____ Data entries

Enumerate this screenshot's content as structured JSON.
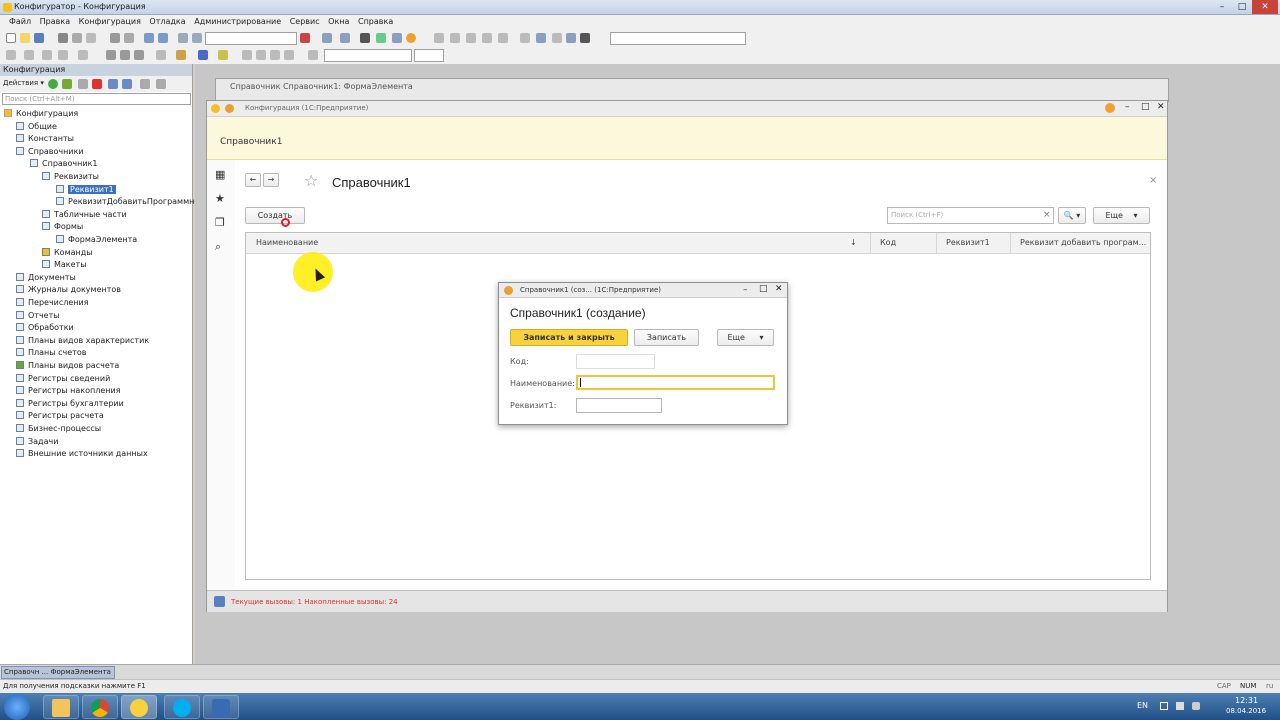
{
  "titlebar": {
    "title": "Конфигуратор - Конфигурация",
    "min": "–",
    "max": "□",
    "close": "✕"
  },
  "menu": [
    "Файл",
    "Правка",
    "Конфигурация",
    "Отладка",
    "Администрирование",
    "Сервис",
    "Окна",
    "Справка"
  ],
  "leftpanel": {
    "title": "Конфигурация",
    "actions_label": "Действия ▾",
    "search_placeholder": "Поиск (Ctrl+Alt+M)",
    "tree": [
      "Конфигурация",
      "Общие",
      "Константы",
      "Справочники",
      "Справочник1",
      "Реквизиты",
      "Реквизит1",
      "РеквизитДобавитьПрограммно",
      "Табличные части",
      "Формы",
      "ФормаЭлемента",
      "Команды",
      "Макеты",
      "Документы",
      "Журналы документов",
      "Перечисления",
      "Отчеты",
      "Обработки",
      "Планы видов характеристик",
      "Планы счетов",
      "Планы видов расчета",
      "Регистры сведений",
      "Регистры накопления",
      "Регистры бухгалтерии",
      "Регистры расчета",
      "Бизнес-процессы",
      "Задачи",
      "Внешние источники данных"
    ]
  },
  "bgwin": {
    "title": "Справочник Справочник1: ФормаЭлемента"
  },
  "enterprise": {
    "title": "Конфигурация  (1С:Предприятие)",
    "section": "Справочник1",
    "heading": "Справочник1",
    "back": "←",
    "forward": "→",
    "star": "☆",
    "close": "×",
    "create_button": "Создать",
    "search_placeholder": "Поиск (Ctrl+F)",
    "search_clear": "×",
    "search_button": "🔍 ▾",
    "more_button": "Еще",
    "more_arrow": "▾",
    "columns": [
      "Наименование",
      "↓",
      "Код",
      "Реквизит1",
      "Реквизит добавить програм..."
    ],
    "status_text": "Текущие вызовы: 1   Накопленные вызовы: 24"
  },
  "dialog": {
    "title": "Справочник1 (соз... (1С:Предприятие)",
    "heading": "Справочник1 (создание)",
    "save_close": "Записать и закрыть",
    "save": "Записать",
    "more": "Еще",
    "more_arrow": "▾",
    "fields": [
      {
        "label": "Код:",
        "value": ""
      },
      {
        "label": "Наименование:",
        "value": ""
      },
      {
        "label": "Реквизит1:",
        "value": ""
      }
    ]
  },
  "mditab": "Справочн ... ФормаЭлемента",
  "statusbar": {
    "hint": "Для получения подсказки нажмите F1",
    "cap": "CAP",
    "num": "NUM",
    "lang_short": "ru"
  },
  "taskbar": {
    "lang": "EN",
    "time": "12:31",
    "date": "08.04.2016"
  },
  "colors": {
    "accent_yellow": "#f7d23e",
    "title_bar": "#c3d2e6",
    "taskbar": "#1f4f86",
    "status_red": "#e03030"
  }
}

________

* _What the task requires_: Omit every image. Quote each record exactly.

* _Solution for this task_:
Enumerate this screenshot's content as structured JSON.
{
  "titlebar": {
    "title": "Конфигуратор - Конфигурация",
    "min": "–",
    "max": "□",
    "close": "✕"
  },
  "menu": [
    "Файл",
    "Правка",
    "Конфигурация",
    "Отладка",
    "Администрирование",
    "Сервис",
    "Окна",
    "Справка"
  ],
  "leftpanel": {
    "title": "Конфигурация",
    "actions_label": "Действия ▾",
    "search_placeholder": "Поиск (Ctrl+Alt+M)",
    "tree": [
      "Конфигурация",
      "Общие",
      "Константы",
      "Справочники",
      "Справочник1",
      "Реквизиты",
      "Реквизит1",
      "РеквизитДобавитьПрограммно",
      "Табличные части",
      "Формы",
      "ФормаЭлемента",
      "Команды",
      "Макеты",
      "Документы",
      "Журналы документов",
      "Перечисления",
      "Отчеты",
      "Обработки",
      "Планы видов характеристик",
      "Планы счетов",
      "Планы видов расчета",
      "Регистры сведений",
      "Регистры накопления",
      "Регистры бухгалтерии",
      "Регистры расчета",
      "Бизнес-процессы",
      "Задачи",
      "Внешние источники данных"
    ]
  },
  "bgwin": {
    "title": "Справочник Справочник1: ФормаЭлемента"
  },
  "enterprise": {
    "title": "Конфигурация  (1С:Предприятие)",
    "section": "Справочник1",
    "heading": "Справочник1",
    "back": "←",
    "forward": "→",
    "star": "☆",
    "close": "×",
    "create_button": "Создать",
    "search_placeholder": "Поиск (Ctrl+F)",
    "search_clear": "×",
    "search_button": "🔍 ▾",
    "more_button": "Еще",
    "more_arrow": "▾",
    "columns": [
      "Наименование",
      "↓",
      "Код",
      "Реквизит1",
      "Реквизит добавить програм..."
    ],
    "status_text": "Текущие вызовы: 1   Накопленные вызовы: 24"
  },
  "dialog": {
    "title": "Справочник1 (соз... (1С:Предприятие)",
    "heading": "Справочник1 (создание)",
    "save_close": "Записать и закрыть",
    "save": "Записать",
    "more": "Еще",
    "more_arrow": "▾",
    "fields": [
      {
        "label": "Код:",
        "value": ""
      },
      {
        "label": "Наименование:",
        "value": ""
      },
      {
        "label": "Реквизит1:",
        "value": ""
      }
    ]
  },
  "mditab": "Справочн ... ФормаЭлемента",
  "statusbar": {
    "hint": "Для получения подсказки нажмите F1",
    "cap": "CAP",
    "num": "NUM",
    "lang_short": "ru"
  },
  "taskbar": {
    "lang": "EN",
    "time": "12:31",
    "date": "08.04.2016"
  },
  "colors": {
    "accent_yellow": "#f7d23e",
    "title_bar": "#c3d2e6",
    "taskbar": "#1f4f86",
    "status_red": "#e03030"
  }
}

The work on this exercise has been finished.